## Work instructions:
Print the entries in full, word for word, but not the pictures.
○ ○ ○ ○ ○
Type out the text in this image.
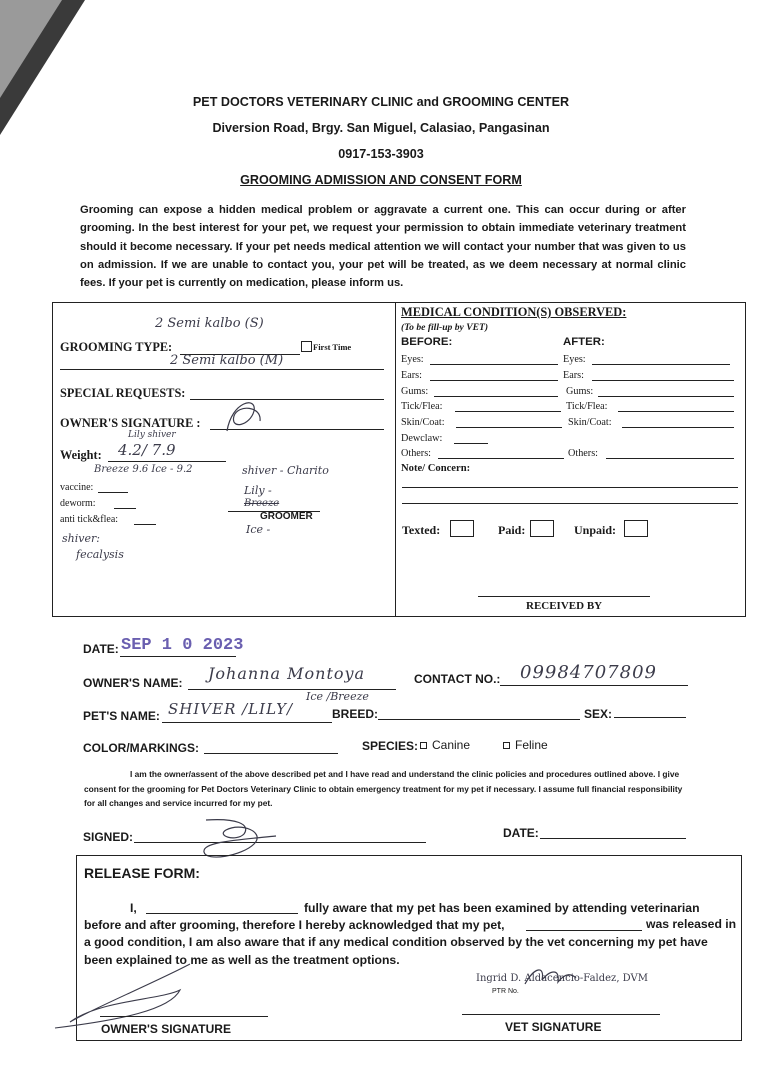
PET DOCTORS VETERINARY CLINIC and GROOMING CENTER
Diversion Road, Brgy. San Miguel, Calasiao, Pangasinan
0917-153-3903
GROOMING ADMISSION AND CONSENT FORM
Grooming can expose a hidden medical problem or aggravate a current one. This can occur during or after grooming. In the best interest for your pet, we request your permission to obtain immediate veterinary treatment should it become necessary. If your pet needs medical attention we will contact your number that was given to us on admission. If we are unable to contact you, your pet will be treated, as we deem necessary at normal clinic fees. If your pet is currently on medication, please inform us.
2 Semi kalbo (S)
GROOMING TYPE:	First Time
2 Semi kalbo (M)
SPECIAL REQUESTS:
OWNER'S SIGNATURE :
Lily shiver
Weight: 4.2/ 7.9
Breeze 9.6 Ice - 9.2
vaccine:
deworm:
anti tick&flea:
shiver - Charito
Lily -
Breeze
GROOMER
Ice -
shiver:
fecalysis
MEDICAL CONDITION(S) OBSERVED:
(To be fill-up by VET)
BEFORE:	AFTER:
Eyes:	Eyes:
Ears:	Ears:
Gums:	Gums:
Tick/Flea:	Tick/Flea:
Skin/Coat:	Skin/Coat:
Dewclaw:
Others:	Others:
Note/ Concern:
Texted:	Paid:	Unpaid:
RECEIVED BY
DATE: SEP 1 0 2023
OWNER'S NAME: Johanna Montoya	CONTACT NO.: 09984707809
PET'S NAME: SHIVER /LILY/
Ice /Breeze
BREED:	SEX:
COLOR/MARKINGS:	SPECIES: Canine	Feline
I am the owner/assent of the above described pet and I have read and understand the clinic policies and procedures outlined above. I give consent for the grooming for Pet Doctors Veterinary Clinic to obtain emergency treatment for my pet if necessary. I assume full financial responsibility for all changes and service incurred for my pet.
SIGNED:	DATE:
RELEASE FORM:
I,	fully aware that my pet has been examined by attending veterinarian
before and after grooming, therefore I hereby acknowledged that my pet,	was released in
a good condition, I am also aware that if any medical condition observed by the vet concerning my pet have
been explained to me as well as the treatment options.
OWNER'S SIGNATURE
Ingrid D. Aldacencio-Faldez, DVM
PTR No.
VET SIGNATURE
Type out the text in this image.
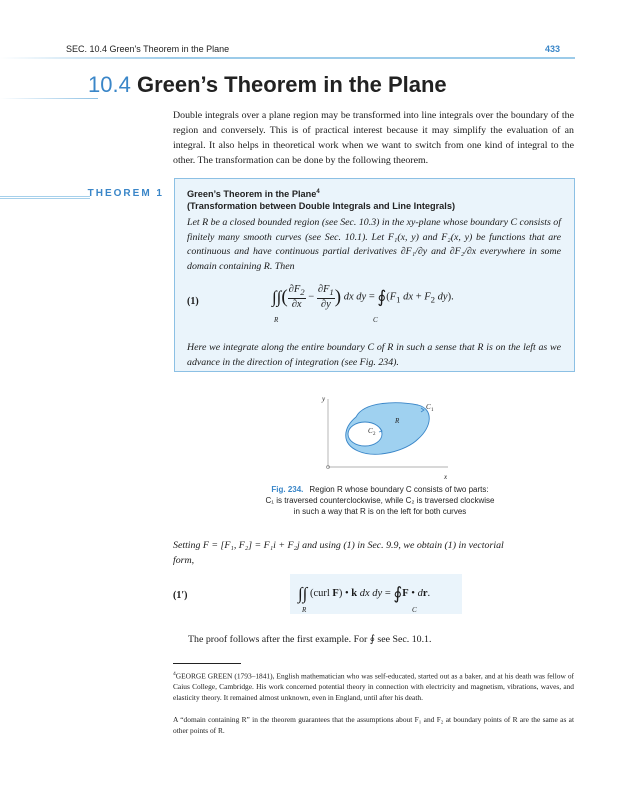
SEC. 10.4 Green's Theorem in the Plane	433
10.4 Green’s Theorem in the Plane
Double integrals over a plane region may be transformed into line integrals over the boundary of the region and conversely. This is of practical interest because it may simplify the evaluation of an integral. It also helps in theoretical work when we want to switch from one kind of integral to the other. The transformation can be done by the following theorem.
THEOREM 1	Green’s Theorem in the Plane$^4$
(Transformation between Double Integrals and Line Integrals)
Let R be a closed bounded region (see Sec. 10.3) in the xy-plane whose boundary C consists of finitely many smooth curves (see Sec. 10.1). Let F₁(x, y) and F₂(x, y) be functions that are continuous and have continuous partial derivatives ∂F₁/∂y and ∂F₂/∂x everywhere in some domain containing R. Then
(1)	∫∫( $\frac{\partial F_2}{\partial x} - \frac{\partial F_1}{\partial y}$ ) dx dy = $∮(F_1$ dx + $F_2$ dy).
R	C
Here we integrate along the entire boundary C of R in such a sense that R is on the left as we advance in the direction of integration (see Fig. 234).
y
x
R
C 1
C 2
Fig. 234. Region R whose boundary C consists of two parts:
C₁ is traversed counterclockwise, while C₂ is traversed clockwise
in such a way that R is on the left for both curves
Setting F = [F₁, F₂] = F₁i + F₂j and using (1) in Sec. 9.9, we obtain (1) in vectorial
form,
(1′)	∫∫ (curl F) • k dx dy = ∮F • dr.
R	C
The proof follows after the first example. For ∮ see Sec. 10.1.
$^4$GEORGE GREEN (1793–1841), English mathematician who was self-educated, started out as a baker, and at his death was fellow of Caius College, Cambridge. His work concerned potential theory in connection with electricity and magnetism, vibrations, waves, and elasticity theory. It remained almost unknown, even in England, until after his death.
A “domain containing R” in the theorem guarantees that the assumptions about F₁ and F₂ at boundary points of R are the same as at other points of R.
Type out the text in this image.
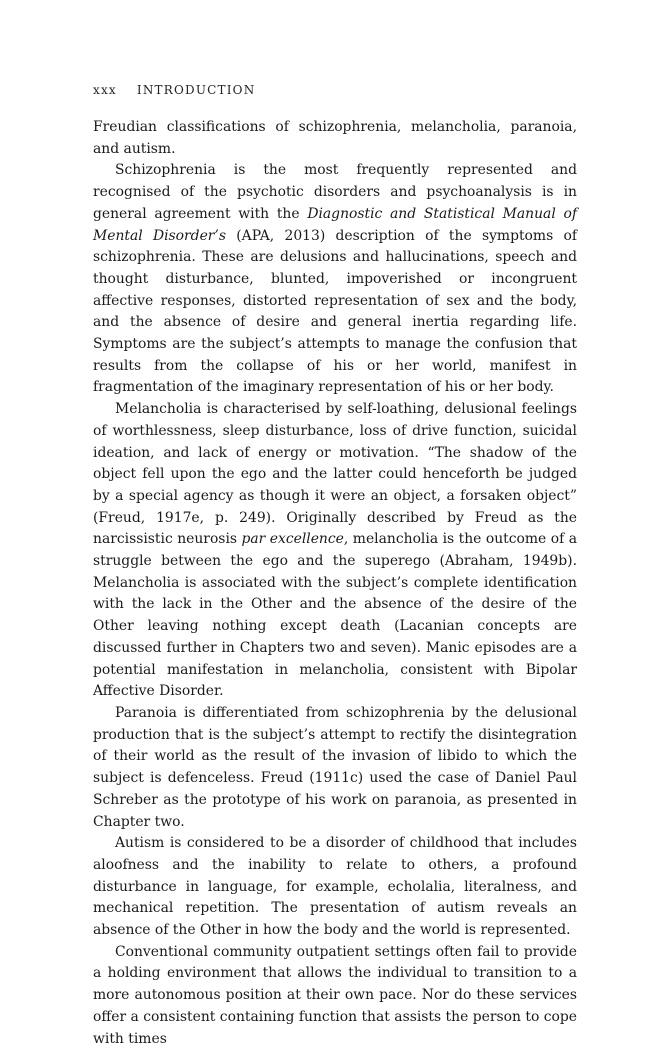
xxx INTRODUCTION

Freudian classifications of schizophrenia, melancholia, paranoia, and autism.

Schizophrenia is the most frequently represented and recognised of the psychotic disorders and psychoanalysis is in general agreement with the Diagnostic and Statistical Manual of Mental Disorder’s (APA, 2013) description of the symptoms of schizophrenia. These are delusions and hallucinations, speech and thought disturbance, blunted, impoverished or incongruent affective responses, distorted representation of sex and the body, and the absence of desire and general inertia regarding life. Symptoms are the subject’s attempts to manage the confusion that results from the collapse of his or her world, manifest in fragmentation of the imaginary representation of his or her body.

Melancholia is characterised by self-loathing, delusional feelings of worthlessness, sleep disturbance, loss of drive function, suicidal ideation, and lack of energy or motivation. “The shadow of the object fell upon the ego and the latter could henceforth be judged by a special agency as though it were an object, a forsaken object” (Freud, 1917e, p. 249). Originally described by Freud as the narcissistic neurosis par excellence, melancholia is the outcome of a struggle between the ego and the superego (Abraham, 1949b). Melancholia is associated with the subject’s complete identification with the lack in the Other and the absence of the desire of the Other leaving nothing except death (Lacanian concepts are discussed further in Chapters two and seven). Manic episodes are a potential manifestation in melancholia, consistent with Bipolar Affective Disorder.

Paranoia is differentiated from schizophrenia by the delusional production that is the subject’s attempt to rectify the disintegration of their world as the result of the invasion of libido to which the subject is defenceless. Freud (1911c) used the case of Daniel Paul Schreber as the prototype of his work on paranoia, as presented in Chapter two.

Autism is considered to be a disorder of childhood that includes aloofness and the inability to relate to others, a profound disturbance in language, for example, echolalia, literalness, and mechanical repetition. The presentation of autism reveals an absence of the Other in how the body and the world is represented.

Conventional community outpatient settings often fail to provide a holding environment that allows the individual to transition to a more autonomous position at their own pace. Nor do these services offer a consistent containing function that assists the person to cope with times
○ ○ ○ ○ ○
## Result of this task:
Type out the text in this image.
PET DOCTORS VETERINARY CLINIC and GROOMING CENTER
Diversion Road, Brgy. San Miguel, Calasiao, Pangasinan
0917-153-3903
GROOMING ADMISSION AND CONSENT FORM
Grooming can expose a hidden medical problem or aggravate a current one. This can occur during or after grooming. In the best interest for your pet, we request your permission to obtain immediate veterinary treatment should it become necessary. If your pet needs medical attention we will contact your number that was given to us on admission. If we are unable to contact you, your pet will be treated, as we deem necessary at normal clinic fees. If your pet is currently on medication, please inform us.
2 Semi kalbo (S)
GROOMING TYPE:	First Time
2 Semi kalbo (M)
SPECIAL REQUESTS:
OWNER'S SIGNATURE :
Lily shiver
Weight: 4.2/ 7.9
Breeze 9.6 Ice - 9.2
vaccine:
deworm:
anti tick&flea:
shiver - Charito
Lily -
Breeze
GROOMER
Ice -
shiver:
fecalysis
MEDICAL CONDITION(S) OBSERVED:
(To be fill-up by VET)
BEFORE:	AFTER:
Eyes:	Eyes:
Ears:	Ears:
Gums:	Gums:
Tick/Flea:	Tick/Flea:
Skin/Coat:	Skin/Coat:
Dewclaw:
Others:	Others:
Note/ Concern:
Texted:	Paid:	Unpaid:
RECEIVED BY
DATE: SEP 1 0 2023
OWNER'S NAME: Johanna Montoya	CONTACT NO.: 09984707809
PET'S NAME: SHIVER /LILY/
Ice /Breeze
BREED:	SEX:
COLOR/MARKINGS:	SPECIES: Canine	Feline
I am the owner/assent of the above described pet and I have read and understand the clinic policies and procedures outlined above. I give consent for the grooming for Pet Doctors Veterinary Clinic to obtain emergency treatment for my pet if necessary. I assume full financial responsibility for all changes and service incurred for my pet.
SIGNED:	DATE:
RELEASE FORM:
I,	fully aware that my pet has been examined by attending veterinarian
before and after grooming, therefore I hereby acknowledged that my pet,	was released in
a good condition, I am also aware that if any medical condition observed by the vet concerning my pet have
been explained to me as well as the treatment options.
OWNER'S SIGNATURE
Ingrid D. Aldacencio-Faldez, DVM
PTR No.
VET SIGNATURE
Type out the text in this image.
SEC. 10.4 Green's Theorem in the Plane	433
10.4 Green’s Theorem in the Plane
Double integrals over a plane region may be transformed into line integrals over the boundary of the region and conversely. This is of practical interest because it may simplify the evaluation of an integral. It also helps in theoretical work when we want to switch from one kind of integral to the other. The transformation can be done by the following theorem.
THEOREM 1	Green’s Theorem in the Plane$^4$
(Transformation between Double Integrals and Line Integrals)
Let R be a closed bounded region (see Sec. 10.3) in the xy-plane whose boundary C consists of finitely many smooth curves (see Sec. 10.1). Let F₁(x, y) and F₂(x, y) be functions that are continuous and have continuous partial derivatives ∂F₁/∂y and ∂F₂/∂x everywhere in some domain containing R. Then
(1)	∫∫( $\frac{\partial F_2}{\partial x} - \frac{\partial F_1}{\partial y}$ ) dx dy = $∮(F_1$ dx + $F_2$ dy).
R	C
Here we integrate along the entire boundary C of R in such a sense that R is on the left as we advance in the direction of integration (see Fig. 234).
y
x
R
C 1
C 2
Fig. 234. Region R whose boundary C consists of two parts:
C₁ is traversed counterclockwise, while C₂ is traversed clockwise
in such a way that R is on the left for both curves
Setting F = [F₁, F₂] = F₁i + F₂j and using (1) in Sec. 9.9, we obtain (1) in vectorial
form,
(1′)	∫∫ (curl F) • k dx dy = ∮F • dr.
R	C
The proof follows after the first example. For ∮ see Sec. 10.1.
$^4$GEORGE GREEN (1793–1841), English mathematician who was self-educated, started out as a baker, and at his death was fellow of Caius College, Cambridge. His work concerned potential theory in connection with electricity and magnetism, vibrations, waves, and elasticity theory. It remained almost unknown, even in England, until after his death.
A “domain containing R” in the theorem guarantees that the assumptions about F₁ and F₂ at boundary points of R are the same as at other points of R.
Type out the text in this image.
xxx INTRODUCTION

Freudian classifications of schizophrenia, melancholia, paranoia, and autism.

Schizophrenia is the most frequently represented and recognised of the psychotic disorders and psychoanalysis is in general agreement with the Diagnostic and Statistical Manual of Mental Disorder’s (APA, 2013) description of the symptoms of schizophrenia. These are delusions and hallucinations, speech and thought disturbance, blunted, impoverished or incongruent affective responses, distorted representation of sex and the body, and the absence of desire and general inertia regarding life. Symptoms are the subject’s attempts to manage the confusion that results from the collapse of his or her world, manifest in fragmentation of the imaginary representation of his or her body.

Melancholia is characterised by self-loathing, delusional feelings of worthlessness, sleep disturbance, loss of drive function, suicidal ideation, and lack of energy or motivation. “The shadow of the object fell upon the ego and the latter could henceforth be judged by a special agency as though it were an object, a forsaken object” (Freud, 1917e, p. 249). Originally described by Freud as the narcissistic neurosis par excellence, melancholia is the outcome of a struggle between the ego and the superego (Abraham, 1949b). Melancholia is associated with the subject’s complete identification with the lack in the Other and the absence of the desire of the Other leaving nothing except death (Lacanian concepts are discussed further in Chapters two and seven). Manic episodes are a potential manifestation in melancholia, consistent with Bipolar Affective Disorder.

Paranoia is differentiated from schizophrenia by the delusional production that is the subject’s attempt to rectify the disintegration of their world as the result of the invasion of libido to which the subject is defenceless. Freud (1911c) used the case of Daniel Paul Schreber as the prototype of his work on paranoia, as presented in Chapter two.

Autism is considered to be a disorder of childhood that includes aloofness and the inability to relate to others, a profound disturbance in language, for example, echolalia, literalness, and mechanical repetition. The presentation of autism reveals an absence of the Other in how the body and the world is represented.

Conventional community outpatient settings often fail to provide a holding environment that allows the individual to transition to a more autonomous position at their own pace. Nor do these services offer a consistent containing function that assists the person to cope with times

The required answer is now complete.